◆ TASK TO CARRY OUT
Leaving out all images, write out the records that follow exactly.

◆ Rows from a dataset
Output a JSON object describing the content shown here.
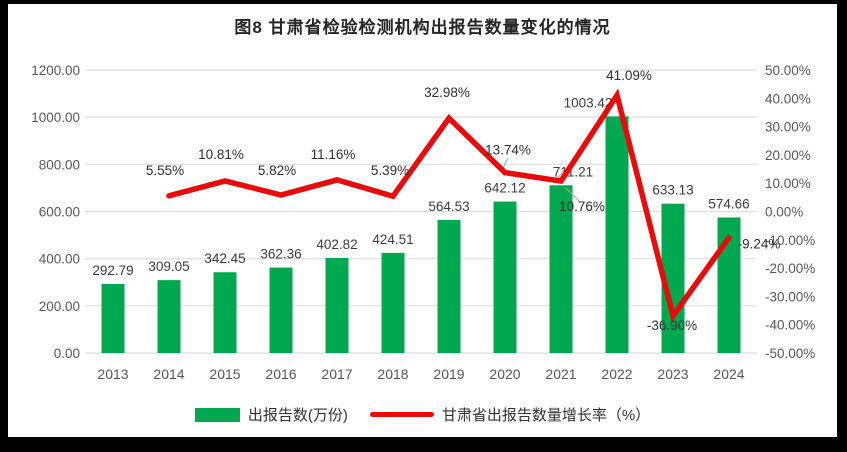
{
  "window": {
    "frame_color": "#000000",
    "background": "#ffffff"
  },
  "title": "图8 甘肃省检验检测机构出报告数量变化的情况",
  "legend": {
    "items": [
      {
        "marker": "bar",
        "label": "出报告数(万份)",
        "color": "#00A950"
      },
      {
        "marker": "line",
        "label": "甘肃省出报告数量增长率（%）",
        "color": "#EA0A0A"
      }
    ],
    "position": "bottom"
  },
  "chart_data": {
    "type": "bar+line",
    "title": "图8 甘肃省检验检测机构出报告数量变化的情况",
    "categories": [
      "2013",
      "2014",
      "2015",
      "2016",
      "2017",
      "2018",
      "2019",
      "2020",
      "2021",
      "2022",
      "2023",
      "2024"
    ],
    "series": [
      {
        "name": "出报告数(万份)",
        "type": "bar",
        "axis": "left",
        "color": "#00A950",
        "values": [
          292.79,
          309.05,
          342.45,
          362.36,
          402.82,
          424.51,
          564.53,
          642.12,
          711.21,
          1003.42,
          633.13,
          574.66
        ],
        "labels": [
          "292.79",
          "309.05",
          "342.45",
          "362.36",
          "402.82",
          "424.51",
          "564.53",
          "642.12",
          "711.21",
          "1003.42",
          "633.13",
          "574.66"
        ]
      },
      {
        "name": "甘肃省出报告数量增长率（%）",
        "type": "line",
        "axis": "right",
        "color": "#EA0A0A",
        "values": [
          null,
          5.55,
          10.81,
          5.82,
          11.16,
          5.39,
          32.98,
          13.74,
          10.76,
          41.09,
          -36.9,
          -9.24
        ],
        "labels": [
          null,
          "5.55%",
          "10.81%",
          "5.82%",
          "11.16%",
          "5.39%",
          "32.98%",
          "13.74%",
          "10.76%",
          "41.09%",
          "-36.90%",
          "-9.24%"
        ]
      }
    ],
    "left_axis": {
      "min": 0,
      "max": 1200,
      "step": 200,
      "ticks": [
        "1200.00",
        "1000.00",
        "800.00",
        "600.00",
        "400.00",
        "200.00",
        "0.00"
      ]
    },
    "right_axis": {
      "min": -50,
      "max": 50,
      "step": 10,
      "ticks": [
        "50.00%",
        "40.00%",
        "30.00%",
        "20.00%",
        "10.00%",
        "0.00%",
        "-10.00%",
        "-20.00%",
        "-30.00%",
        "-40.00%",
        "-50.00%"
      ]
    },
    "grid": true,
    "gridline_color": "#DEDEDE",
    "tick_label_color": "#595959",
    "data_label_color": "#3d3d3d",
    "legend_position": "bottom"
  }
}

◆ ANSWER TO THE EXERCISE
Output a JSON object describing the content shown here.
{
  "window": {
    "frame_color": "#000000",
    "background": "#ffffff"
  },
  "title": "图8 甘肃省检验检测机构出报告数量变化的情况",
  "legend": {
    "items": [
      {
        "marker": "bar",
        "label": "出报告数(万份)",
        "color": "#00A950"
      },
      {
        "marker": "line",
        "label": "甘肃省出报告数量增长率（%）",
        "color": "#EA0A0A"
      }
    ],
    "position": "bottom"
  },
  "chart_data": {
    "type": "bar+line",
    "title": "图8 甘肃省检验检测机构出报告数量变化的情况",
    "categories": [
      "2013",
      "2014",
      "2015",
      "2016",
      "2017",
      "2018",
      "2019",
      "2020",
      "2021",
      "2022",
      "2023",
      "2024"
    ],
    "series": [
      {
        "name": "出报告数(万份)",
        "type": "bar",
        "axis": "left",
        "color": "#00A950",
        "values": [
          292.79,
          309.05,
          342.45,
          362.36,
          402.82,
          424.51,
          564.53,
          642.12,
          711.21,
          1003.42,
          633.13,
          574.66
        ],
        "labels": [
          "292.79",
          "309.05",
          "342.45",
          "362.36",
          "402.82",
          "424.51",
          "564.53",
          "642.12",
          "711.21",
          "1003.42",
          "633.13",
          "574.66"
        ]
      },
      {
        "name": "甘肃省出报告数量增长率（%）",
        "type": "line",
        "axis": "right",
        "color": "#EA0A0A",
        "values": [
          null,
          5.55,
          10.81,
          5.82,
          11.16,
          5.39,
          32.98,
          13.74,
          10.76,
          41.09,
          -36.9,
          -9.24
        ],
        "labels": [
          null,
          "5.55%",
          "10.81%",
          "5.82%",
          "11.16%",
          "5.39%",
          "32.98%",
          "13.74%",
          "10.76%",
          "41.09%",
          "-36.90%",
          "-9.24%"
        ]
      }
    ],
    "left_axis": {
      "min": 0,
      "max": 1200,
      "step": 200,
      "ticks": [
        "1200.00",
        "1000.00",
        "800.00",
        "600.00",
        "400.00",
        "200.00",
        "0.00"
      ]
    },
    "right_axis": {
      "min": -50,
      "max": 50,
      "step": 10,
      "ticks": [
        "50.00%",
        "40.00%",
        "30.00%",
        "20.00%",
        "10.00%",
        "0.00%",
        "-10.00%",
        "-20.00%",
        "-30.00%",
        "-40.00%",
        "-50.00%"
      ]
    },
    "grid": true,
    "gridline_color": "#DEDEDE",
    "tick_label_color": "#595959",
    "data_label_color": "#3d3d3d",
    "legend_position": "bottom"
  }
}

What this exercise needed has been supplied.